Stored data:

········

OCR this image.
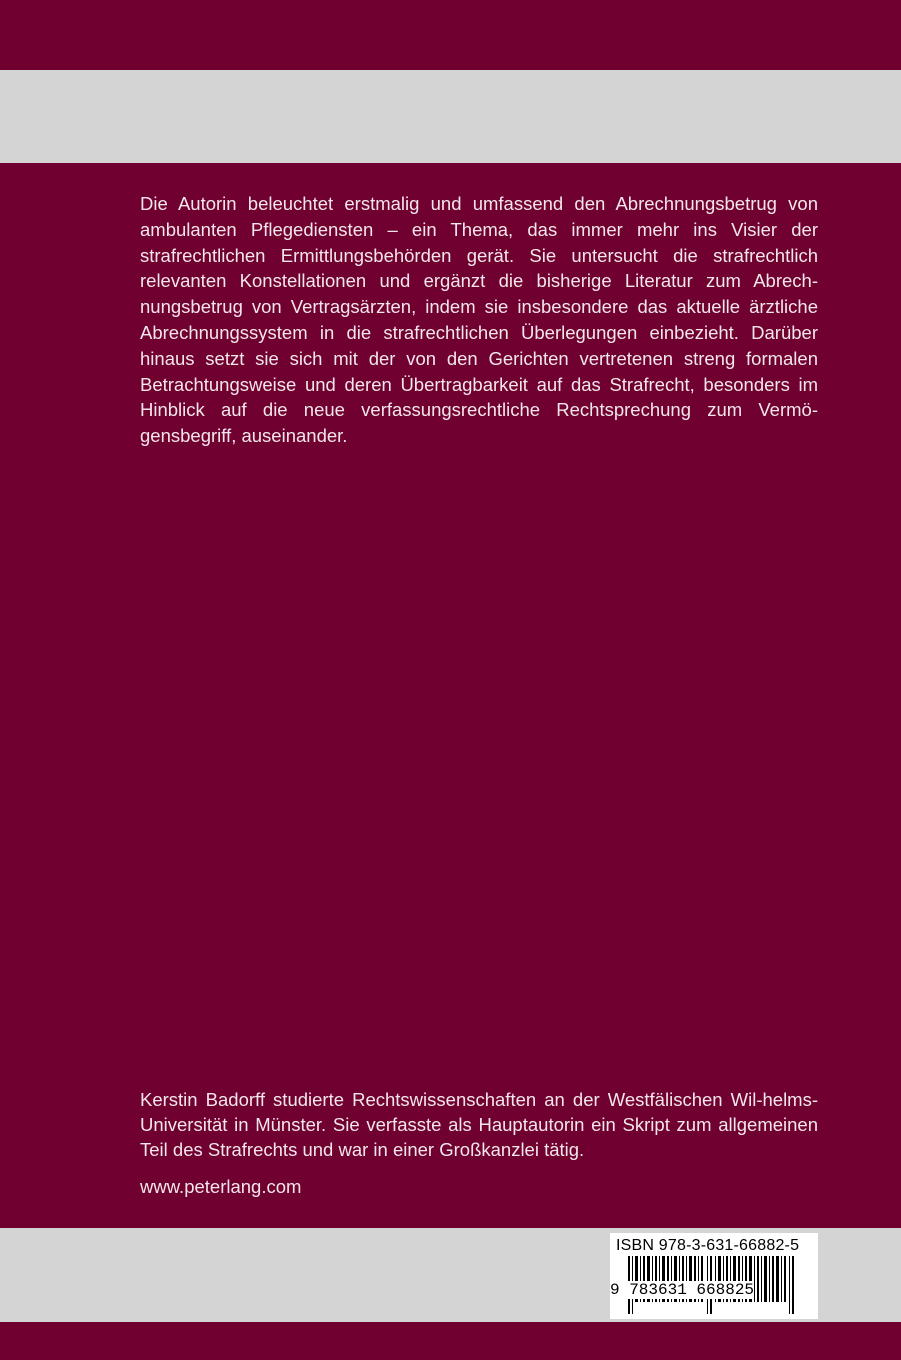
Die Autorin beleuchtet erstmalig und umfassend den Abrechnungsbetrug von ambulanten Pflegediensten – ein Thema, das immer mehr ins Visier der strafrechtlichen Ermittlungsbehörden gerät. Sie untersucht die strafrechtlich relevanten Konstellationen und ergänzt die bisherige Literatur zum Abrech-nungsbetrug von Vertragsärzten, indem sie insbesondere das aktuelle ärztliche Abrechnungssystem in die strafrechtlichen Überlegungen einbezieht. Darüber hinaus setzt sie sich mit der von den Gerichten vertretenen streng formalen Betrachtungsweise und deren Übertragbarkeit auf das Strafrecht, besonders im Hinblick auf die neue verfassungsrechtliche Rechtsprechung zum Vermö-gensbegriff, auseinander.
Kerstin Badorff studierte Rechtswissenschaften an der Westfälischen Wil-helms-Universität in Münster. Sie verfasste als Hauptautorin ein Skript zum allgemeinen Teil des Strafrechts und war in einer Großkanzlei tätig.
www.peterlang.com
ISBN 978-3-631-66882-5
9 783631 668825
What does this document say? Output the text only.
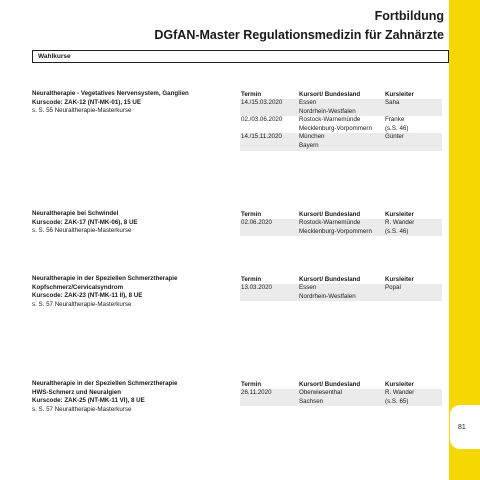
81
Fortbildung
DGfAN-Master Regulationsmedizin für Zahnärzte
Wahlkurse
Neuraltherapie - Vegetatives Nervensystem, Ganglien
Kurscode: ZAK-12 (NT-MK-01), 15 UE
s. S. 55 Neuraltherapie-Masterkurse
Termin	Kursort/ Bundesland	Kursleiter
14./15.03.2020	Essen	Saha
Nordrhein-Westfalen
02./03.06.2020	Rostock-Warnemünde	Franke
Mecklenburg-Vorpommern	(s.S. 46)
14./15.11.2020	München	Günter
Bayern
Neuraltherapie bei Schwindel
Kurscode: ZAK-17 (NT-MK-06), 8 UE
s. S. 56 Neuraltherapie-Masterkurse
Termin	Kursort/ Bundesland	Kursleiter
02.06.2020	Rostock-Warnemünde	R. Wander
Mecklenburg-Vorpommern	(s.S. 46)
Neuraltherapie in der Speziellen Schmerztherapie
Kopfschmerz/Cervicalsyndrom
Kurscode: ZAK-23 (NT-MK-11 II), 8 UE
s. S. 57 Neuraltherapie-Masterkurse
Termin	Kursort/ Bundesland	Kursleiter
13.03.2020	Essen	Popal
Nordrhein-Westfalen
Neuraltherapie in der Speziellen Schmerztherapie
HWS-Schmerz und Neuralgien
Kurscode: ZAK-25 (NT-MK-11 VI), 8 UE
s. S. 57 Neuraltherapie-Masterkurse
Termin	Kursort/ Bundesland	Kursleiter
26.11.2020	Oberwiesenthal	R. Wander
Sachsen	(s.S. 65)
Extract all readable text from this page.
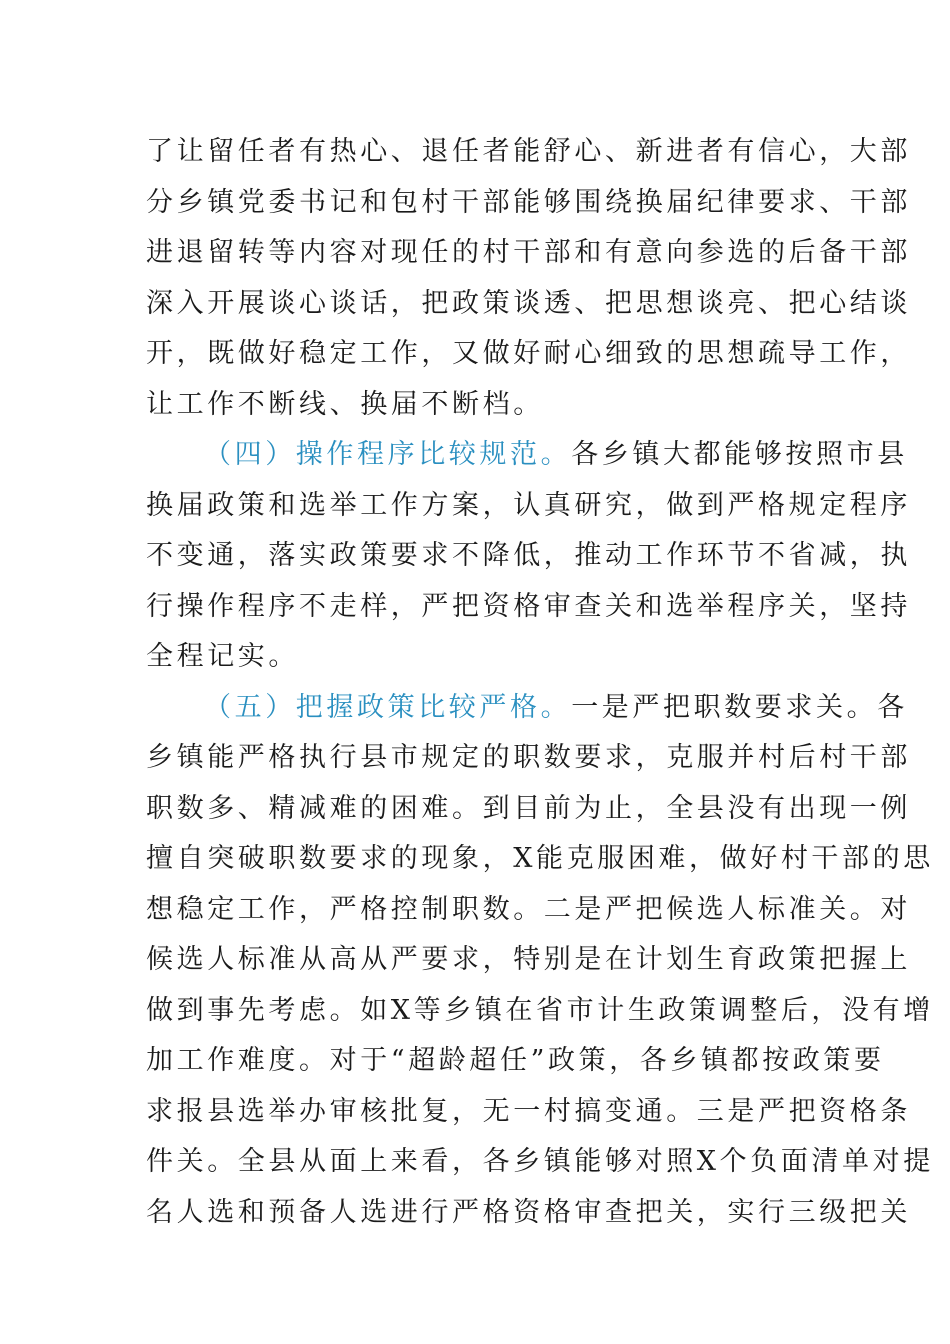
了让留任者有热心、退任者能舒心、新进者有信心，大部
分乡镇党委书记和包村干部能够围绕换届纪律要求、干部
进退留转等内容对现任的村干部和有意向参选的后备干部
深入开展谈心谈话，把政策谈透、把思想谈亮、把心结谈
开，既做好稳定工作，又做好耐心细致的思想疏导工作，
让工作不断线、换届不断档。
（四）操作程序比较规范。各乡镇大都能够按照市县
换届政策和选举工作方案，认真研究，做到严格规定程序
不变通，落实政策要求不降低，推动工作环节不省减，执
行操作程序不走样，严把资格审查关和选举程序关，坚持
全程记实。
（五）把握政策比较严格。一是严把职数要求关。各
乡镇能严格执行县市规定的职数要求，克服并村后村干部
职数多、精减难的困难。到目前为止，全县没有出现一例
擅自突破职数要求的现象，X能克服困难，做好村干部的思
想稳定工作，严格控制职数。二是严把候选人标准关。对
候选人标准从高从严要求，特别是在计划生育政策把握上
做到事先考虑。如X等乡镇在省市计生政策调整后，没有增
加工作难度。对于“超龄超任”政策，各乡镇都按政策要
求报县选举办审核批复，无一村搞变通。三是严把资格条
件关。全县从面上来看，各乡镇能够对照X个负面清单对提
名人选和预备人选进行严格资格审查把关，实行三级把关
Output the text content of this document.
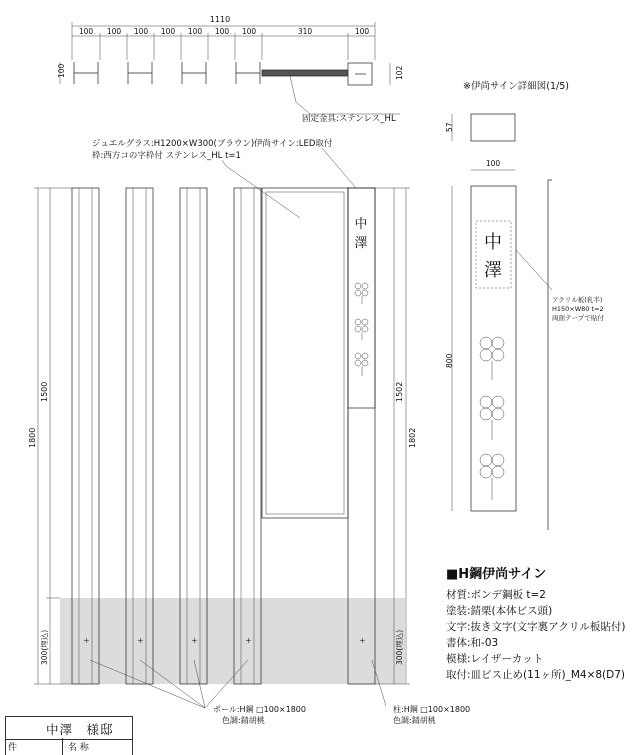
1110
100 100 100 100 100 100 100	310	100
100	102
固定金具:ステンレス_HL
※伊尚サイン詳細図(1/5)
ジュエルグラス:H1200×W300(ブラウン)
枠:西方コの字枠付 ステンレス_HL t=1
伊尚サイン:LED取付
1800
1500
300(埋込)
1802
1502
300(埋込)
+	+	+	+	+
中
澤
57
100
中
澤
800
アクリル板(乳半)
H150×W80 t=2
両面テープで貼付
ポール:H鋼 □100×1800
色調:錆胡桃
柱:H鋼 □100×1800
色調:錆胡桃
■H鋼伊尚サイン
材質:ボンデ鋼板 t=2
塗装:錆栗(本体ビス頭)
文字:抜き文字(文字裏アクリル板貼付)
書体:和-03
模様:レイザーカット
取付:皿ビス止め(11ヶ所)_M4×8(D7)
中澤　様邸
件	名 称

········

Required work:
Transcribe all of the entries word for word, but skip any pictures they contain.

Exercise response:
OCR this image.
Die Autorin beleuchtet erstmalig und umfassend den Abrechnungsbetrug von ambulanten Pflegediensten – ein Thema, das immer mehr ins Visier der strafrechtlichen Ermittlungsbehörden gerät. Sie untersucht die strafrechtlich relevanten Konstellationen und ergänzt die bisherige Literatur zum Abrech-nungsbetrug von Vertragsärzten, indem sie insbesondere das aktuelle ärztliche Abrechnungssystem in die strafrechtlichen Überlegungen einbezieht. Darüber hinaus setzt sie sich mit der von den Gerichten vertretenen streng formalen Betrachtungsweise und deren Übertragbarkeit auf das Strafrecht, besonders im Hinblick auf die neue verfassungsrechtliche Rechtsprechung zum Vermö-gensbegriff, auseinander.
Kerstin Badorff studierte Rechtswissenschaften an der Westfälischen Wil-helms-Universität in Münster. Sie verfasste als Hauptautorin ein Skript zum allgemeinen Teil des Strafrechts und war in einer Großkanzlei tätig.
www.peterlang.com
ISBN 978-3-631-66882-5
9 783631 668825
What does this document say? Output the text only.
81
Fortbildung
DGfAN-Master Regulationsmedizin für Zahnärzte
Wahlkurse
Neuraltherapie - Vegetatives Nervensystem, Ganglien
Kurscode: ZAK-12 (NT-MK-01), 15 UE
s. S. 55 Neuraltherapie-Masterkurse
Termin	Kursort/ Bundesland	Kursleiter
14./15.03.2020	Essen	Saha
Nordrhein-Westfalen
02./03.06.2020	Rostock-Warnemünde	Franke
Mecklenburg-Vorpommern	(s.S. 46)
14./15.11.2020	München	Günter
Bayern
Neuraltherapie bei Schwindel
Kurscode: ZAK-17 (NT-MK-06), 8 UE
s. S. 56 Neuraltherapie-Masterkurse
Termin	Kursort/ Bundesland	Kursleiter
02.06.2020	Rostock-Warnemünde	R. Wander
Mecklenburg-Vorpommern	(s.S. 46)
Neuraltherapie in der Speziellen Schmerztherapie
Kopfschmerz/Cervicalsyndrom
Kurscode: ZAK-23 (NT-MK-11 II), 8 UE
s. S. 57 Neuraltherapie-Masterkurse
Termin	Kursort/ Bundesland	Kursleiter
13.03.2020	Essen	Popal
Nordrhein-Westfalen
Neuraltherapie in der Speziellen Schmerztherapie
HWS-Schmerz und Neuralgien
Kurscode: ZAK-25 (NT-MK-11 VI), 8 UE
s. S. 57 Neuraltherapie-Masterkurse
Termin	Kursort/ Bundesland	Kursleiter
26.11.2020	Oberwiesenthal	R. Wander
Sachsen	(s.S. 65)
Extract all readable text from this page.
了让留任者有热心、退任者能舒心、新进者有信心，大部
分乡镇党委书记和包村干部能够围绕换届纪律要求、干部
进退留转等内容对现任的村干部和有意向参选的后备干部
深入开展谈心谈话，把政策谈透、把思想谈亮、把心结谈
开，既做好稳定工作，又做好耐心细致的思想疏导工作，
让工作不断线、换届不断档。
（四）操作程序比较规范。各乡镇大都能够按照市县
换届政策和选举工作方案，认真研究，做到严格规定程序
不变通，落实政策要求不降低，推动工作环节不省减，执
行操作程序不走样，严把资格审查关和选举程序关，坚持
全程记实。
（五）把握政策比较严格。一是严把职数要求关。各
乡镇能严格执行县市规定的职数要求，克服并村后村干部
职数多、精减难的困难。到目前为止，全县没有出现一例
擅自突破职数要求的现象，X能克服困难，做好村干部的思
想稳定工作，严格控制职数。二是严把候选人标准关。对
候选人标准从高从严要求，特别是在计划生育政策把握上
做到事先考虑。如X等乡镇在省市计生政策调整后，没有增
加工作难度。对于“超龄超任”政策，各乡镇都按政策要
求报县选举办审核批复，无一村搞变通。三是严把资格条
件关。全县从面上来看，各乡镇能够对照X个负面清单对提
名人选和预备人选进行严格资格审查把关，实行三级把关
Output the text content of this document.
1110
100 100 100 100 100 100 100	310	100
100	102
固定金具:ステンレス_HL
※伊尚サイン詳細図(1/5)
ジュエルグラス:H1200×W300(ブラウン)
枠:西方コの字枠付 ステンレス_HL t=1
伊尚サイン:LED取付
1800
1500
300(埋込)
1802
1502
300(埋込)
+	+	+	+	+
中
澤
57
100
中
澤
800
アクリル板(乳半)
H150×W80 t=2
両面テープで貼付
ポール:H鋼 □100×1800
色調:錆胡桃
柱:H鋼 □100×1800
色調:錆胡桃
■H鋼伊尚サイン
材質:ボンデ鋼板 t=2
塗装:錆栗(本体ビス頭)
文字:抜き文字(文字裏アクリル板貼付)
書体:和-03
模様:レイザーカット
取付:皿ビス止め(11ヶ所)_M4×8(D7)
中澤　様邸
件	名 称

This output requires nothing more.